## STATED EXERCISE
Turn everything in the data from the line containing "bar-central-coast-agriculture [118,314,138,319]" down to the line containing "region-label-north-coast: North Coast" into a Markdown table with the columns Row and Line. Number each line in the Row column and leave out any blank lines.

(Element position data)
———

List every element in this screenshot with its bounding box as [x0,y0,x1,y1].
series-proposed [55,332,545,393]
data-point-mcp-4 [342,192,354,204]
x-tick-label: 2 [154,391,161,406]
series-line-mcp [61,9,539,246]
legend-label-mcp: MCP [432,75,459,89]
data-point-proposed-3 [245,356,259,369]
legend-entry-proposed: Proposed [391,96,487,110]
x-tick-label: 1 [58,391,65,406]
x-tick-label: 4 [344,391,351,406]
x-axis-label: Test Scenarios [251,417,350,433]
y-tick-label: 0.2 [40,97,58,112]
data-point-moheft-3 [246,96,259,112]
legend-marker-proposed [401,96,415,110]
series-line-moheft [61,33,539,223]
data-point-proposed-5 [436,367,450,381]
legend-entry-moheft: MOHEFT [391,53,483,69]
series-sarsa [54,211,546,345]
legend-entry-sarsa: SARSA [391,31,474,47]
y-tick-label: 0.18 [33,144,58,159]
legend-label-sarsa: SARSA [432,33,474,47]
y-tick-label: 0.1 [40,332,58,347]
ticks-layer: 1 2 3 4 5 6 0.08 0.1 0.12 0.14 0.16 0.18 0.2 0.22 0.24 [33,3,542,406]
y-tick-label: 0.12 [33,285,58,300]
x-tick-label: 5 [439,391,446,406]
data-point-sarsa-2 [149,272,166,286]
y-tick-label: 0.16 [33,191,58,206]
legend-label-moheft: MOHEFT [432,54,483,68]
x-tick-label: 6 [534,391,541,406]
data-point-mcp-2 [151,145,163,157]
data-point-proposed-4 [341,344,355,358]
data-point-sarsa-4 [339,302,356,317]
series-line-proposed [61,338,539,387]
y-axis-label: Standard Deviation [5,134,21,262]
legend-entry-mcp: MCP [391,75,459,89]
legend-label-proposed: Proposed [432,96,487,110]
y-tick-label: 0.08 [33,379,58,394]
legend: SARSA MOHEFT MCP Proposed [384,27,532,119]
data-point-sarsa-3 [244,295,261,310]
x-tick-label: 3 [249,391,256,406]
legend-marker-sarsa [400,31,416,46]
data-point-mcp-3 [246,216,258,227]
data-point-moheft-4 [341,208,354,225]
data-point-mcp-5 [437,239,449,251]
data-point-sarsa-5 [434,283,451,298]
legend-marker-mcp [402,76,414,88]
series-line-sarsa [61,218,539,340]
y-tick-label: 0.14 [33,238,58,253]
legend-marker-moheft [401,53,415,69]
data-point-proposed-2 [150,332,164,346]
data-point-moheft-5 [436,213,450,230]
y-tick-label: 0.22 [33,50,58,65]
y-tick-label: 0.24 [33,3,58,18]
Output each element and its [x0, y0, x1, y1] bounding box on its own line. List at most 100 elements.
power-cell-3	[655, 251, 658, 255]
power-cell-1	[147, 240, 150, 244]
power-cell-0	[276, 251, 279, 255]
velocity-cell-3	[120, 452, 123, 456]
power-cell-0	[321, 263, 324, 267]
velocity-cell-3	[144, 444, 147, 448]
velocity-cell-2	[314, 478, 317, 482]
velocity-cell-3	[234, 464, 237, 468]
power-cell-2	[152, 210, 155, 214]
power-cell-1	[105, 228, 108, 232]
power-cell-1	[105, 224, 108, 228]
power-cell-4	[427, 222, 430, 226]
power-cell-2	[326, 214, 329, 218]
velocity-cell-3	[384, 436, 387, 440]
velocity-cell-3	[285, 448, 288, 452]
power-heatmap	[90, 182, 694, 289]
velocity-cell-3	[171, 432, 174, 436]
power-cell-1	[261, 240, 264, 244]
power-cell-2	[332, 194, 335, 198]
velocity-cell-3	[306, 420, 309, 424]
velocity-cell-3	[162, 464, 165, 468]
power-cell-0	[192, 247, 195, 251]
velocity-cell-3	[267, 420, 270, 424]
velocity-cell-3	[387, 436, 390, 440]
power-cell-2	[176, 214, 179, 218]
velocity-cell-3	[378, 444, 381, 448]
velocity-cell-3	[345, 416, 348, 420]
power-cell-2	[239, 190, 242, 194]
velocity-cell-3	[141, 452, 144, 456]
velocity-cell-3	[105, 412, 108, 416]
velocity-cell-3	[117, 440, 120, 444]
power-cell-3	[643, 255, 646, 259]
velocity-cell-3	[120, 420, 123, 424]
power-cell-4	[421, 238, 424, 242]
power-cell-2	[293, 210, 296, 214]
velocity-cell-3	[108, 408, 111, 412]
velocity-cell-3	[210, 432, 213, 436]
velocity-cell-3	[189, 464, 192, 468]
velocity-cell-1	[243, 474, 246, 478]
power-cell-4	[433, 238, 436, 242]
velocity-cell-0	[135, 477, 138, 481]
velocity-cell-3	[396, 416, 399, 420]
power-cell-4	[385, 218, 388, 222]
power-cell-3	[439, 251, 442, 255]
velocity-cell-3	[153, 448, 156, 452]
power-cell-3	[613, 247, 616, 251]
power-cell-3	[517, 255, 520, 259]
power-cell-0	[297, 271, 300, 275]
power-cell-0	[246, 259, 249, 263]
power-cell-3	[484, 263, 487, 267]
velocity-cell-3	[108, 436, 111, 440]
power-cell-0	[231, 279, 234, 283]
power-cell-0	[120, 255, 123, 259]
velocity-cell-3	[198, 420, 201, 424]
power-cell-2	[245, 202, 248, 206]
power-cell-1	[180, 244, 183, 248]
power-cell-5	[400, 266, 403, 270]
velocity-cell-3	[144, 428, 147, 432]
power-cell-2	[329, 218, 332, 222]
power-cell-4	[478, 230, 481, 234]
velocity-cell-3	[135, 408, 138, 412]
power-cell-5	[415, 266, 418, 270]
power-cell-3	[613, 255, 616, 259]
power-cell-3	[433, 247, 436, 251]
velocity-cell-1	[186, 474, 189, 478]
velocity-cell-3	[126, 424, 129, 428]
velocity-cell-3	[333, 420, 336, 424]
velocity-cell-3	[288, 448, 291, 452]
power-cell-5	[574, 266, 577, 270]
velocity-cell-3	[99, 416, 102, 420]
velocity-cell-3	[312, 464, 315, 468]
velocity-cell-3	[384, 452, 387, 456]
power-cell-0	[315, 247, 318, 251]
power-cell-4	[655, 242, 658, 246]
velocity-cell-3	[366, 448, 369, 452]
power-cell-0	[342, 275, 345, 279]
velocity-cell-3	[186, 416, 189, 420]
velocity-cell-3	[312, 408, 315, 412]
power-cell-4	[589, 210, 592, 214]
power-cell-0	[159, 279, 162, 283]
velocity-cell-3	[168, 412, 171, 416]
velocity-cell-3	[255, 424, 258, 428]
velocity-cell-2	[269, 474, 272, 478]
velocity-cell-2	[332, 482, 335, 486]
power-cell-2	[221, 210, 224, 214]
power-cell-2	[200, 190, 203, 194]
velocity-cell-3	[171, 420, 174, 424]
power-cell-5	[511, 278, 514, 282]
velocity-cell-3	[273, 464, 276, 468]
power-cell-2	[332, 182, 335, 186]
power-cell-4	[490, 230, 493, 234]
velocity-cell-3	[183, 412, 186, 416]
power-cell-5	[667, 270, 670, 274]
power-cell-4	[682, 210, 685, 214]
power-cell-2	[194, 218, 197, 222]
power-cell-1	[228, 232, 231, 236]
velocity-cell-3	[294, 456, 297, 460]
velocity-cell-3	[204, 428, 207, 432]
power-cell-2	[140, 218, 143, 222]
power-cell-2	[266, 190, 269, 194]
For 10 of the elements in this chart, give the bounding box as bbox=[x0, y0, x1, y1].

———

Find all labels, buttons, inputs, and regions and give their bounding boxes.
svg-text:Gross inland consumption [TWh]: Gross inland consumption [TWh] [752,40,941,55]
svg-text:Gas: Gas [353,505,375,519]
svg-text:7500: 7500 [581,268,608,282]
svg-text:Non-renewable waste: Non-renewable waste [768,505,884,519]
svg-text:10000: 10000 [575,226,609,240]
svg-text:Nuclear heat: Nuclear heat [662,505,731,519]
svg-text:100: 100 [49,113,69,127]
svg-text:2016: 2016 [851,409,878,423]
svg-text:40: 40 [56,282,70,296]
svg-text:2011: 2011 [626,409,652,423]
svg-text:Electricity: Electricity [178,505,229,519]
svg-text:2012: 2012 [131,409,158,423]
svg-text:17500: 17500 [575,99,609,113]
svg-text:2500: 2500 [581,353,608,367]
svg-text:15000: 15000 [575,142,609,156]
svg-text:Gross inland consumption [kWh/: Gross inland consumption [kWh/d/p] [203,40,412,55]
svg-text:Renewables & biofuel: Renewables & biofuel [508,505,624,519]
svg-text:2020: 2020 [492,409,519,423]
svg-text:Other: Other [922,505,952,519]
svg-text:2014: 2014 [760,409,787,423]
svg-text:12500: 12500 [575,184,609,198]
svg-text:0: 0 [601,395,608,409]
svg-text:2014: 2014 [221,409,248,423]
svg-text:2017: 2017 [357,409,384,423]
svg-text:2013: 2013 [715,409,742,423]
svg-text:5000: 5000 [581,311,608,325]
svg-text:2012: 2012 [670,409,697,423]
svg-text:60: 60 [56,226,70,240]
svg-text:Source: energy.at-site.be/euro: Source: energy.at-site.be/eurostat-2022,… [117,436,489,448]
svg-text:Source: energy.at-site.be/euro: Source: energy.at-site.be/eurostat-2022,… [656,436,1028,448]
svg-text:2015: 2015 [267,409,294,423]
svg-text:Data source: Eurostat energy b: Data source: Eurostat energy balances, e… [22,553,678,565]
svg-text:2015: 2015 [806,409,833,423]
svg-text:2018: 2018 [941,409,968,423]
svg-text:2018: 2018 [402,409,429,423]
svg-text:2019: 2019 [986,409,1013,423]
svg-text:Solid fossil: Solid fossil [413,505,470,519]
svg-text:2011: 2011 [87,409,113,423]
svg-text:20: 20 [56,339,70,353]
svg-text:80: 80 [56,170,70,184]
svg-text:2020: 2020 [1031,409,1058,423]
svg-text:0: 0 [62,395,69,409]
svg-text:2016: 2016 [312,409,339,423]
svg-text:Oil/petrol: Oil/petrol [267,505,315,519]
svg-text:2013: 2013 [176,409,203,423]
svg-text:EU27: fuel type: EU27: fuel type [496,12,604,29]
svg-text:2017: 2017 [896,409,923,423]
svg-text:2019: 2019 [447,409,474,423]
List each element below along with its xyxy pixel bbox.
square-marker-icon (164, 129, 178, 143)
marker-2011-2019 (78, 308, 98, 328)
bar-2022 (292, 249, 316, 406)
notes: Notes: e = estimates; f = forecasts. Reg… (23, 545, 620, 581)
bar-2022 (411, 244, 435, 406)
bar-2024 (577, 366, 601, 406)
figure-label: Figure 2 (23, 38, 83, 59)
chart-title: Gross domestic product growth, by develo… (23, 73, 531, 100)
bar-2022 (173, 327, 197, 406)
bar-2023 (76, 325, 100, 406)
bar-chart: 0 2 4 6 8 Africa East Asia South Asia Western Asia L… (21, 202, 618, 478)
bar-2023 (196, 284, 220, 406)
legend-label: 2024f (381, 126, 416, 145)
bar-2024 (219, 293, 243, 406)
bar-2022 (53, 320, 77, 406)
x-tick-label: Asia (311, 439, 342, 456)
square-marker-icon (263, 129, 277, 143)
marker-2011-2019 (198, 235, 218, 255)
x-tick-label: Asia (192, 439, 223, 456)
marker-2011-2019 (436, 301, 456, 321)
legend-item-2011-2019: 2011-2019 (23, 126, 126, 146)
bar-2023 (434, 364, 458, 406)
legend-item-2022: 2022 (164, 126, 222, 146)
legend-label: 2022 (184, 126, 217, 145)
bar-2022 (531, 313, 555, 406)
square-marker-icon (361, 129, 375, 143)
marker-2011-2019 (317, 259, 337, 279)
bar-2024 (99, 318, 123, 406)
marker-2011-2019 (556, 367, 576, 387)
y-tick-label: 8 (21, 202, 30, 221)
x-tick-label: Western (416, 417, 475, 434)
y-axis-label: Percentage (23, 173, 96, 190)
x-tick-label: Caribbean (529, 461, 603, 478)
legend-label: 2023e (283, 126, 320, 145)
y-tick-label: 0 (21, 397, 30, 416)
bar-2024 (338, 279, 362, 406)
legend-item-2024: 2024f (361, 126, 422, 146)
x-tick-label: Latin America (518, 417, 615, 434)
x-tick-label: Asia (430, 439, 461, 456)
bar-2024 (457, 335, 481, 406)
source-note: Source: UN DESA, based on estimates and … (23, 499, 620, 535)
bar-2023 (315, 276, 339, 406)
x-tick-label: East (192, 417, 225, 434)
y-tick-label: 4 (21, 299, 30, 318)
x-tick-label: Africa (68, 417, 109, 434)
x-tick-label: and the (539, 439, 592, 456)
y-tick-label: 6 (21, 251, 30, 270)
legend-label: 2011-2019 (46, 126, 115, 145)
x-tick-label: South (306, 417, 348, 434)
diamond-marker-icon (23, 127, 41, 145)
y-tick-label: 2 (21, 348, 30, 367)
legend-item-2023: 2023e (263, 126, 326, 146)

———

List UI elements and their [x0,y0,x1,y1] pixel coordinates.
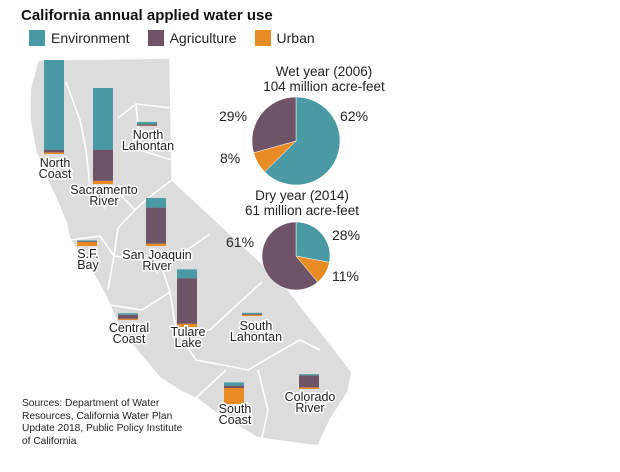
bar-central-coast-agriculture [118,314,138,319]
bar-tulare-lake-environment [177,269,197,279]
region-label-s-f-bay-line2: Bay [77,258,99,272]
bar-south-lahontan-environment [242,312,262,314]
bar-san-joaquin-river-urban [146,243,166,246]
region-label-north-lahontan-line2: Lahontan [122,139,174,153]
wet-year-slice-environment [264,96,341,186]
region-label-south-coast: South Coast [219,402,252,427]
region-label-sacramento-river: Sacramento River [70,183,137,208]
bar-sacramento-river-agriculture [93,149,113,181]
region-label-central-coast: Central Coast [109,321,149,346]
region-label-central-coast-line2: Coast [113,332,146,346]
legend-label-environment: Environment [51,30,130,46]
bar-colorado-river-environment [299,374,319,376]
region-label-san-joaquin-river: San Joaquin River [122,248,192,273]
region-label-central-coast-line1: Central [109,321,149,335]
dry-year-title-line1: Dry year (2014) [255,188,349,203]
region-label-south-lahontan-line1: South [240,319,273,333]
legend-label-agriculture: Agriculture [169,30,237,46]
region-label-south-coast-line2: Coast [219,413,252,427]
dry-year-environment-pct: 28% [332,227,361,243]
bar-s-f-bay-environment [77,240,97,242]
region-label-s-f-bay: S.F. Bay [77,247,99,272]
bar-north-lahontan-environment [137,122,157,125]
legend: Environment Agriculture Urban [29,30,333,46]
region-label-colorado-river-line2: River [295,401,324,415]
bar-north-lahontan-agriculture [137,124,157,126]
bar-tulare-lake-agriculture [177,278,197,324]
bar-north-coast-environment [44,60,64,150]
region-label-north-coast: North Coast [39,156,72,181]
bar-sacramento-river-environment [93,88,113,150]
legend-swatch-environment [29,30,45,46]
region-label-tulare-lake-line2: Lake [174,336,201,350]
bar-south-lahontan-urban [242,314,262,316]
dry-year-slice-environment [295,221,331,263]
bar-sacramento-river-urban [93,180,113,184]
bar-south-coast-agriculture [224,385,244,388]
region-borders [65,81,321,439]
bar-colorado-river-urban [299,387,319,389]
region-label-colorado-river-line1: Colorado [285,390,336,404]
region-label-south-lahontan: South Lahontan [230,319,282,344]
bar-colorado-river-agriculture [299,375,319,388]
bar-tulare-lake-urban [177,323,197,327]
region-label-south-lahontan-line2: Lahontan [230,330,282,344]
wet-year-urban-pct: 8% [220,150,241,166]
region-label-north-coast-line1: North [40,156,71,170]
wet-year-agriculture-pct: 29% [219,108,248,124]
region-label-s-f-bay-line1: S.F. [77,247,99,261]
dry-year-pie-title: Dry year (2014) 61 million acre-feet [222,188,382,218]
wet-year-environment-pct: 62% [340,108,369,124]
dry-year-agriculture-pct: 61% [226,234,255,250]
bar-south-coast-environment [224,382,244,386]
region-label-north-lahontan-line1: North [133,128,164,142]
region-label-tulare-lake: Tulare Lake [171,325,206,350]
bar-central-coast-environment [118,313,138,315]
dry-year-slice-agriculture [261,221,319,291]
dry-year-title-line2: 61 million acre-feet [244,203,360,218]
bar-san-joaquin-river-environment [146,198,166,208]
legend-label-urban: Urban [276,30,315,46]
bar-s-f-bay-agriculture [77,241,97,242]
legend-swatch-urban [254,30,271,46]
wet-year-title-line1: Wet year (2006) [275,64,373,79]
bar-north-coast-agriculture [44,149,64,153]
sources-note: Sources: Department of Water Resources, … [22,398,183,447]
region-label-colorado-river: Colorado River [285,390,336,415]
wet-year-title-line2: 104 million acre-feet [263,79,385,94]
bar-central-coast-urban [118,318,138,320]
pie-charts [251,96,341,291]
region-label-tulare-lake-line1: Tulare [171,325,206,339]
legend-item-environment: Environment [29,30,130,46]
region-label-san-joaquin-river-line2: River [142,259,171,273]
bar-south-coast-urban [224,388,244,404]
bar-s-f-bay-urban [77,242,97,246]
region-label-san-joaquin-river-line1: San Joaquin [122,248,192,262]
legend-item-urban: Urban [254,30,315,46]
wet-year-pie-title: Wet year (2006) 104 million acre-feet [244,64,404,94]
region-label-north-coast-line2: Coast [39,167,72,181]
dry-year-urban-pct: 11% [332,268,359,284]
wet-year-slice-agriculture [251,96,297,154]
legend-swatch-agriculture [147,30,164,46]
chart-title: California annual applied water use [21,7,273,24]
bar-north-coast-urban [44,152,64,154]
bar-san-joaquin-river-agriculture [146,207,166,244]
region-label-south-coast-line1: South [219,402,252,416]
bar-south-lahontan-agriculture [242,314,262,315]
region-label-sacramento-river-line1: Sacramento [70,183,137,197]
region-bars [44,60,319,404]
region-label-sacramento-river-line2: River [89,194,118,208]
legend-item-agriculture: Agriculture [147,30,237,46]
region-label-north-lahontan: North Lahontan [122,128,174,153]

———

## TASK RESPONSE
| Row | Line |
|---|---|
| 1 | bar-central-coast-agriculture [118,314,138,319] |
| 2 | bar-tulare-lake-environment [177,269,197,279] |
| 3 | region-label-s-f-bay-line2: Bay [77,258,99,272] |
| 4 | bar-south-lahontan-environment [242,312,262,314] |
| 5 | bar-san-joaquin-river-urban [146,243,166,246] |
| 6 | region-label-north-lahontan-line2: Lahontan [122,139,174,153] |
| 7 | wet-year-slice-environment [264,96,341,186] |
| 8 | region-label-south-coast: South Coast [219,402,252,427] |
| 9 | region-label-sacramento-river: Sacramento River [70,183,137,208] |
| 10 | bar-sacramento-river-agriculture [93,149,113,181] |
| 11 | region-label-central-coast: Central Coast [109,321,149,346] |
| 12 | region-label-central-coast-line2: Coast [113,332,146,346] |
| 13 | legend-label-environment: Environment [51,30,130,46] |
| 14 | bar-colorado-river-environment [299,374,319,376] |
| 15 | region-label-san-joaquin-river: San Joaquin River [122,248,192,273] |
| 16 | region-label-central-coast-line1: Central [109,321,149,335] |
| 17 | dry-year-title-line1: Dry year (2014) [255,188,349,203] |
| 18 | region-label-south-lahontan-line1: South [240,319,273,333] |
| 19 | legend-label-agriculture: Agriculture [169,30,237,46] |
| 20 | region-label-south-coast-line2: Coast [219,413,252,427] |
| 21 | dry-year-environment-pct: 28% [332,227,361,243] |
| 22 | bar-s-f-bay-environment [77,240,97,242] |
| 23 | region-label-s-f-bay: S.F. Bay [77,247,99,272] |
| 24 | bar-north-lahontan-environment [137,122,157,125] |
| 25 | legend: Environment Agriculture Urban [29,30,333,46] |
| 26 | region-label-colorado-river-line2: River [295,401,324,415] |
| 27 | bar-north-lahontan-agriculture [137,124,157,126] |
| 28 | bar-tulare-lake-agriculture [177,278,197,324] |
| 29 | bar-north-coast-environment [44,60,64,150] |
| 30 | region-label-north-coast: North Coast [39,156,72,181] |